Items from a figure collection
■ ■ ■ ■

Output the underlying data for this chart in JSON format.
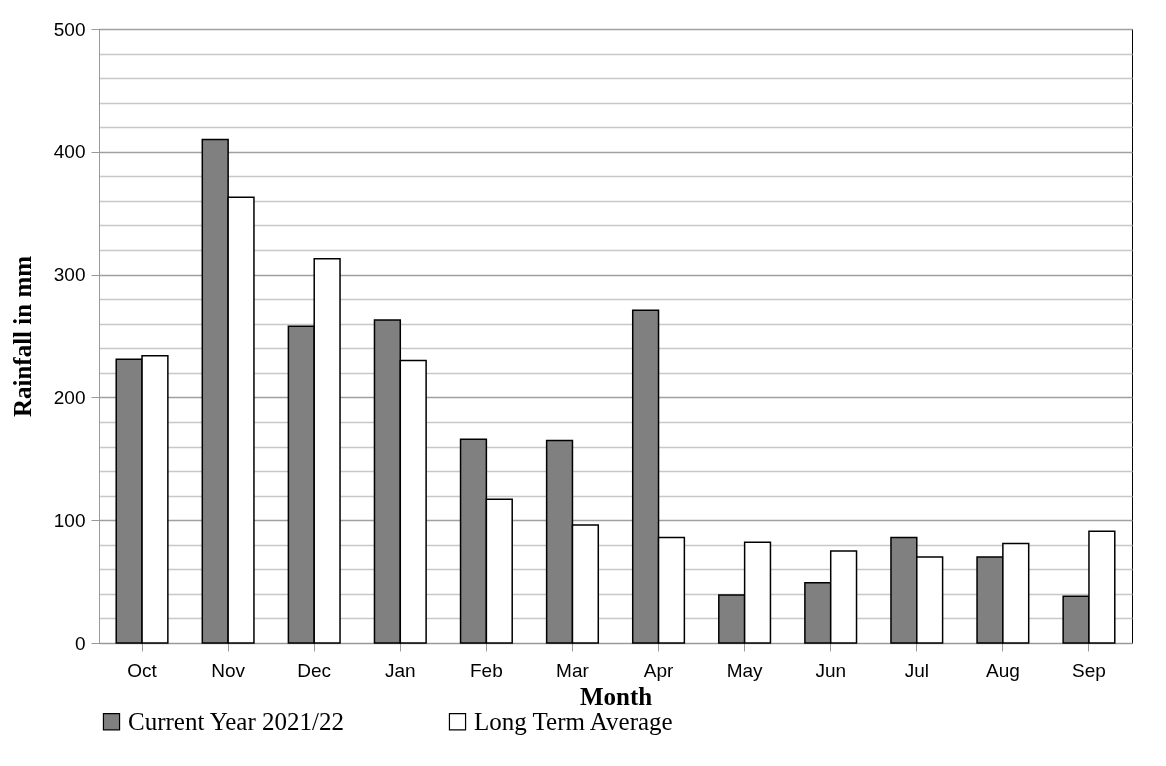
{
  "chart_data": {
    "type": "bar",
    "xlabel": "Month",
    "ylabel": "Rainfall in mm",
    "categories": [
      "Oct",
      "Nov",
      "Dec",
      "Jan",
      "Feb",
      "Mar",
      "Apr",
      "May",
      "Jun",
      "Jul",
      "Aug",
      "Sep"
    ],
    "series": [
      {
        "name": "Current Year 2021/22",
        "color": "#808080",
        "values": [
          231,
          410,
          258,
          263,
          166,
          165,
          271,
          39,
          49,
          86,
          70,
          38
        ]
      },
      {
        "name": "Long Term Average",
        "color": "#ffffff",
        "values": [
          234,
          363,
          313,
          230,
          117,
          96,
          86,
          82,
          75,
          70,
          81,
          91
        ]
      }
    ],
    "ylim": [
      0,
      500
    ],
    "yticks": [
      0,
      {
        "value": 20,
        "label": null
      },
      {
        "value": 40,
        "label": null
      },
      {
        "value": 60,
        "label": null
      },
      {
        "value": 80,
        "label": null
      },
      100,
      {
        "value": 120,
        "label": null
      },
      {
        "value": 140,
        "label": null
      },
      {
        "value": 160,
        "label": null
      },
      {
        "value": 180,
        "label": null
      },
      200,
      {
        "value": 220,
        "label": null
      },
      {
        "value": 240,
        "label": null
      },
      {
        "value": 260,
        "label": null
      },
      {
        "value": 280,
        "label": null
      },
      300,
      {
        "value": 320,
        "label": null
      },
      {
        "value": 340,
        "label": null
      },
      {
        "value": 360,
        "label": null
      },
      {
        "value": 380,
        "label": null
      },
      400,
      {
        "value": 420,
        "label": null
      },
      {
        "value": 440,
        "label": null
      },
      {
        "value": 460,
        "label": null
      },
      {
        "value": 480,
        "label": null
      },
      500
    ],
    "grid": "y",
    "legend": "bottom"
  }
}
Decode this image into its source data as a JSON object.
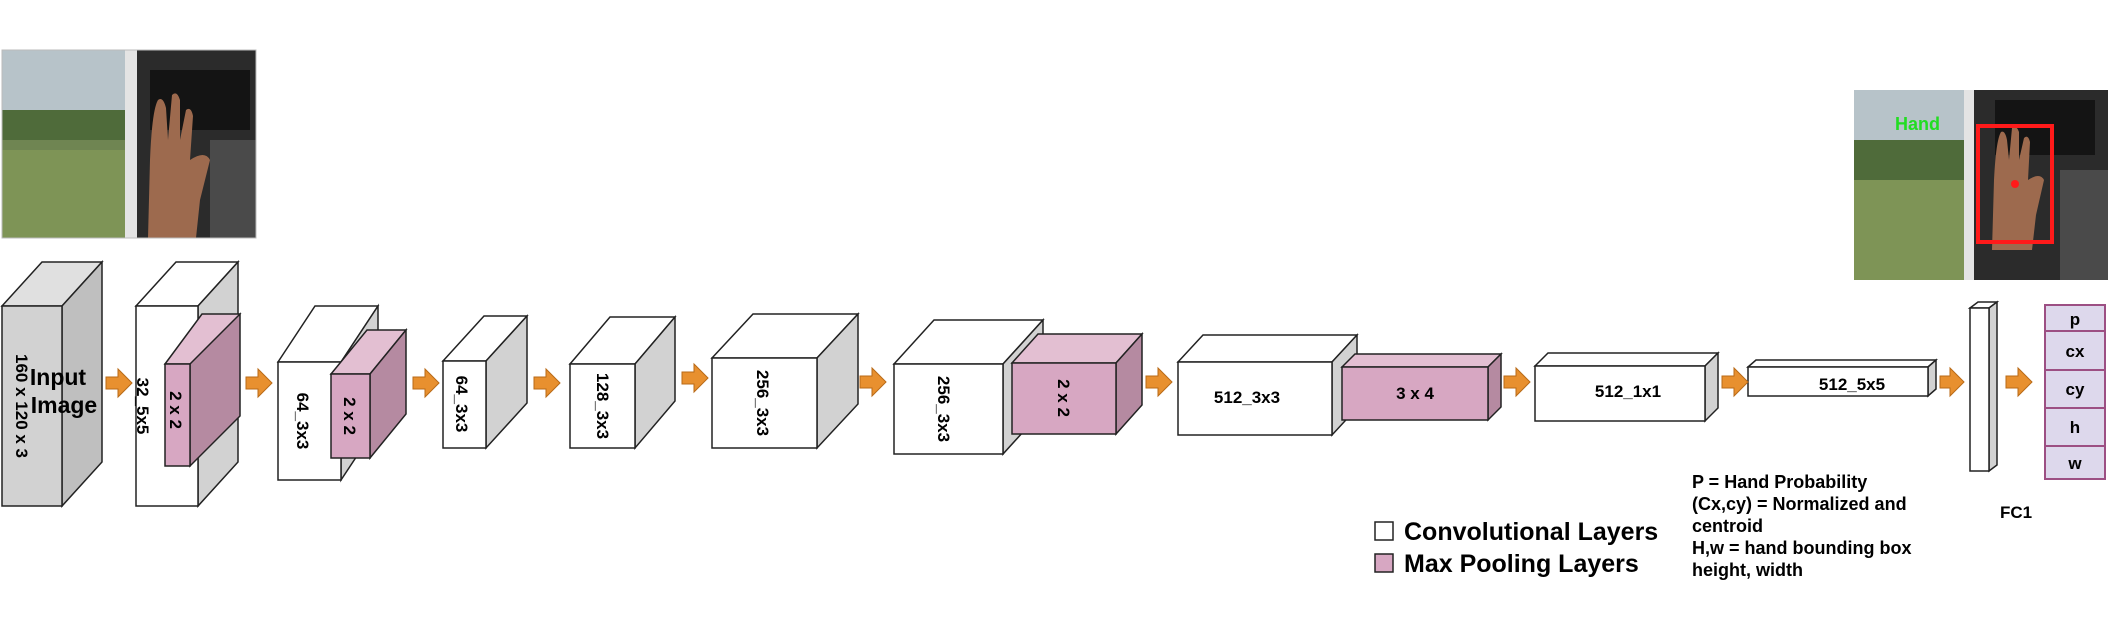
{
  "colors": {
    "conv_face": "#ffffff",
    "conv_side": "#d2d2d2",
    "input_face": "#d2d2d2",
    "pool_face": "#d7a7c2",
    "pool_top": "#e3bfd2",
    "pool_side": "#b58aa1",
    "arrow": "#e8902f",
    "output_face": "#ddd8ec",
    "output_border": "#9c4f83",
    "bbox": "#ff1a1a",
    "hand_text": "#22dd22"
  },
  "input_photo": {
    "icon": "photo-window-hand"
  },
  "output_photo": {
    "icon": "photo-window-hand-detected",
    "label": "Hand"
  },
  "blocks": {
    "input": {
      "label_line1": "Input",
      "label_line2": "Image",
      "dims": "160 x 120 x 3"
    },
    "conv1": {
      "label": "32_5x5"
    },
    "pool1": {
      "label": "2 x 2"
    },
    "conv2": {
      "label": "64_3x3"
    },
    "pool2": {
      "label": "2 x 2"
    },
    "conv3": {
      "label": "64_3x3"
    },
    "conv4": {
      "label": "128_3x3"
    },
    "conv5": {
      "label": "256_3x3"
    },
    "conv6": {
      "label": "256_3x3"
    },
    "pool3": {
      "label": "2 x 2"
    },
    "conv7": {
      "label": "512_3x3"
    },
    "pool4": {
      "label": "3 x 4"
    },
    "conv8": {
      "label": "512_1x1"
    },
    "conv9": {
      "label": "512_5x5"
    },
    "fc1": {
      "label": "FC1"
    }
  },
  "outputs": [
    "p",
    "cx",
    "cy",
    "h",
    "w"
  ],
  "legend": {
    "conv": "Convolutional Layers",
    "pool": "Max Pooling Layers"
  },
  "notes": [
    "P = Hand Probability",
    "(Cx,cy) = Normalized and",
    "centroid",
    "H,w = hand bounding box",
    "height, width"
  ]
}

■ ■ ■ ■

__What is being asked__
Leave out every line without the string "Layers" and copy the rest.

__Correct answer__
    "conv": "Convolutional Layers",
    "pool": "Max Pooling Layers"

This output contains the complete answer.